Activity: Report the number of lines in the entries below that include the word "zwischen", and nothing else.

(Document page data)
▼
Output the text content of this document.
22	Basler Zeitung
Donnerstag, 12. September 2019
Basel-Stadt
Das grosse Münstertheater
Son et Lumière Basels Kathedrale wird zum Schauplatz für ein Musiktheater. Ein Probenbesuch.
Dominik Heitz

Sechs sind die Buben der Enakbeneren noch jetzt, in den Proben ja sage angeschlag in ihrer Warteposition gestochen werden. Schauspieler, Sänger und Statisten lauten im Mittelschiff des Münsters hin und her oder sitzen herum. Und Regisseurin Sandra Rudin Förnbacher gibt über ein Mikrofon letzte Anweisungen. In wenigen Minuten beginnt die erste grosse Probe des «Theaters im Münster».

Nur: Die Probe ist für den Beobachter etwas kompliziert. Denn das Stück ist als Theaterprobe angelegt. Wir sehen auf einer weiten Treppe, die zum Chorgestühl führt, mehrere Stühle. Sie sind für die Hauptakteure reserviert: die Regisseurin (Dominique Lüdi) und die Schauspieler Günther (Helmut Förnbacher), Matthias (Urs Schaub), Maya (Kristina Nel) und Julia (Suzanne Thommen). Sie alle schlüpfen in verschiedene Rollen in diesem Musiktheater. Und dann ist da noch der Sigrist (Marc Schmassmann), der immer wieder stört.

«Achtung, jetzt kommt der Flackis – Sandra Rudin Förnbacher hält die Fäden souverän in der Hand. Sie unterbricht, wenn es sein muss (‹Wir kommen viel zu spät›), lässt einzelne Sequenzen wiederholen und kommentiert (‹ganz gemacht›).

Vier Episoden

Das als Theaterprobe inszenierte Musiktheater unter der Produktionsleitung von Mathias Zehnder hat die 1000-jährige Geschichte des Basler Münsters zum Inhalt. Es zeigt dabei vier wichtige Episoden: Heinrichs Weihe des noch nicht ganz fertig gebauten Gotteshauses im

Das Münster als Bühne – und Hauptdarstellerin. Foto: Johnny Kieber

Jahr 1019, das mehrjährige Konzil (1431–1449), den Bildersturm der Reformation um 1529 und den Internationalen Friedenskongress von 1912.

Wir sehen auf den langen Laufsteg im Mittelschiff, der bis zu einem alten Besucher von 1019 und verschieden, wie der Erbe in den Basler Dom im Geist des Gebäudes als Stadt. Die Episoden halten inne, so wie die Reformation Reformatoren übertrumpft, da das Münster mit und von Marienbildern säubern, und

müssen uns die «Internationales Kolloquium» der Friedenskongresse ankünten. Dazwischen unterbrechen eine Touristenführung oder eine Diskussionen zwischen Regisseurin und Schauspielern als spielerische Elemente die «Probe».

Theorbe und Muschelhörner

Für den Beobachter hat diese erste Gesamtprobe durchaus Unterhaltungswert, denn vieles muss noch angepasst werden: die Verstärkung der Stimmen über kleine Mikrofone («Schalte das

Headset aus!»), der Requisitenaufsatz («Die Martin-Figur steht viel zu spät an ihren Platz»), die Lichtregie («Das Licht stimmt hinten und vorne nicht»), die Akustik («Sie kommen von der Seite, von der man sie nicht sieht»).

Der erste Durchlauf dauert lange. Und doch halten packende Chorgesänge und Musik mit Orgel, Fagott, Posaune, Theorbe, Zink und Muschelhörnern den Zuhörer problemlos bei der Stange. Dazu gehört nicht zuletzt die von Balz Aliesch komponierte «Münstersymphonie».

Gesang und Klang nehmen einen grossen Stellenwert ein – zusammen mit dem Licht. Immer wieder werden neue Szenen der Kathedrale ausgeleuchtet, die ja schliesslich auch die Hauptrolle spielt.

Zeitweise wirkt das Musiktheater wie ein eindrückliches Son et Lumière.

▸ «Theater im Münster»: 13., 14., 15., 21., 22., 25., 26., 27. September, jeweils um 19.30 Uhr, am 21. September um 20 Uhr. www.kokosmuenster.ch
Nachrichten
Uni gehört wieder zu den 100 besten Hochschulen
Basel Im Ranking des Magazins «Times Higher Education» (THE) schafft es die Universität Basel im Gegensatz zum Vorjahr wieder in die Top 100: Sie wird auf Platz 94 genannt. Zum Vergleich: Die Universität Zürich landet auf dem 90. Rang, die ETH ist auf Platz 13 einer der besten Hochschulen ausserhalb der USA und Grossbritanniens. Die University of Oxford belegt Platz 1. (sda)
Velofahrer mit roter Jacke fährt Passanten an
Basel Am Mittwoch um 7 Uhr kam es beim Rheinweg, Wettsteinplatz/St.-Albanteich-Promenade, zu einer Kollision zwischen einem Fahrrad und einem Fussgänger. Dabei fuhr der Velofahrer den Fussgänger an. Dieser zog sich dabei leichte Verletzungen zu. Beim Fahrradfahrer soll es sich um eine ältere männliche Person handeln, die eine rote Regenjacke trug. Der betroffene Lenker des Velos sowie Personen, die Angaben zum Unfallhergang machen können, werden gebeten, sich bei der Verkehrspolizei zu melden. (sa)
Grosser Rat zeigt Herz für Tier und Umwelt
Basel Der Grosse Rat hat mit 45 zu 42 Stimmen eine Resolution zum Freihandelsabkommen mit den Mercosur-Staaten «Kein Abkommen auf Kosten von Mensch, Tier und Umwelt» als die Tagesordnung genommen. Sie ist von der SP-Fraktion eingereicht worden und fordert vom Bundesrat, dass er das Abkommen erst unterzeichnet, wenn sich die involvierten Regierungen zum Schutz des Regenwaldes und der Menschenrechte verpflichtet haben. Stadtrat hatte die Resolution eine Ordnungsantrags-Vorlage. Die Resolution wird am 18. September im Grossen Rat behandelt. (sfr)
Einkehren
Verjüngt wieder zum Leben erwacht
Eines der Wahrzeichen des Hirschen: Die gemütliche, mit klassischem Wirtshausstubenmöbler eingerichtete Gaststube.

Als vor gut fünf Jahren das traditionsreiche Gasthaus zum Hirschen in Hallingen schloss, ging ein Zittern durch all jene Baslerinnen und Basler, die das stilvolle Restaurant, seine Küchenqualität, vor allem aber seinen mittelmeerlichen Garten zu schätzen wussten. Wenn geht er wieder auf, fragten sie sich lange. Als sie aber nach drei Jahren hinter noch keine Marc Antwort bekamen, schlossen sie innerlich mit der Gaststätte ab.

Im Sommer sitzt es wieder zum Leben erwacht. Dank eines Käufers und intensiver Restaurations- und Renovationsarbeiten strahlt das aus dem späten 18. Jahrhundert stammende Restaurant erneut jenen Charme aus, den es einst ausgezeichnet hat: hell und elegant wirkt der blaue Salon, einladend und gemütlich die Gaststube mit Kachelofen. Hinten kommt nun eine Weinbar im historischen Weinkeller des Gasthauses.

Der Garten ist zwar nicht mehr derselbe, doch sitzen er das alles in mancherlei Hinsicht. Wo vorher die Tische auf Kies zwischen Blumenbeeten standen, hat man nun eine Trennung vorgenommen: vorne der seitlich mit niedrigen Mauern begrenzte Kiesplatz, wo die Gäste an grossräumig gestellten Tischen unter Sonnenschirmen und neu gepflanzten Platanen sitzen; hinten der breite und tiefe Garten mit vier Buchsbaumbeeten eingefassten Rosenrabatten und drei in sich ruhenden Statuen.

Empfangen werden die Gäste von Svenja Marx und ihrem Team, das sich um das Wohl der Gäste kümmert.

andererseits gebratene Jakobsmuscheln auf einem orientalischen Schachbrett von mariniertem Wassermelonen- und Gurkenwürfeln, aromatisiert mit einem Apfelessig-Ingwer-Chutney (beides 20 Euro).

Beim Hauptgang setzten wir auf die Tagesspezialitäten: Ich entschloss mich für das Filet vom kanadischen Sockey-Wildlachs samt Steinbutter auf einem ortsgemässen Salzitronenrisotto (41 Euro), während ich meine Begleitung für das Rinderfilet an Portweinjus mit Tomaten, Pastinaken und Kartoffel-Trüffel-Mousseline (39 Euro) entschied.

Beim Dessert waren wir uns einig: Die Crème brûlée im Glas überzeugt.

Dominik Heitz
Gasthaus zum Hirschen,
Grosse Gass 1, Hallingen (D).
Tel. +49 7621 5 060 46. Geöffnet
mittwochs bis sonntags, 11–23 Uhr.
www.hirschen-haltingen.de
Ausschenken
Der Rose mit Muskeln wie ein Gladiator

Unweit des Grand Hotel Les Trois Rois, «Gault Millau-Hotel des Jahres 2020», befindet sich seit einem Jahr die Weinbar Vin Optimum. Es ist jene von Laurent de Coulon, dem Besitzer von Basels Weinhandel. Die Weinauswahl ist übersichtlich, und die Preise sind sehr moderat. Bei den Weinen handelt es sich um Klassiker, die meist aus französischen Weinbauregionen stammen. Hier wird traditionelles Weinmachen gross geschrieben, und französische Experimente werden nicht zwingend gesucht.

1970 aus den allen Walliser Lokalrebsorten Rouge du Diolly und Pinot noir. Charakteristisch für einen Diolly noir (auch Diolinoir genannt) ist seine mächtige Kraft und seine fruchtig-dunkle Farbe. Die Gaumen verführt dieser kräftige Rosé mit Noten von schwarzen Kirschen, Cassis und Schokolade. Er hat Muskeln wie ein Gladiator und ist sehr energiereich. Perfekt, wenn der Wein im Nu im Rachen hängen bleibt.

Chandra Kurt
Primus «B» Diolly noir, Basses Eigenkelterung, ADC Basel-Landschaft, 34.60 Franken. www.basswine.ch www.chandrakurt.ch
▲
Result of the task: 3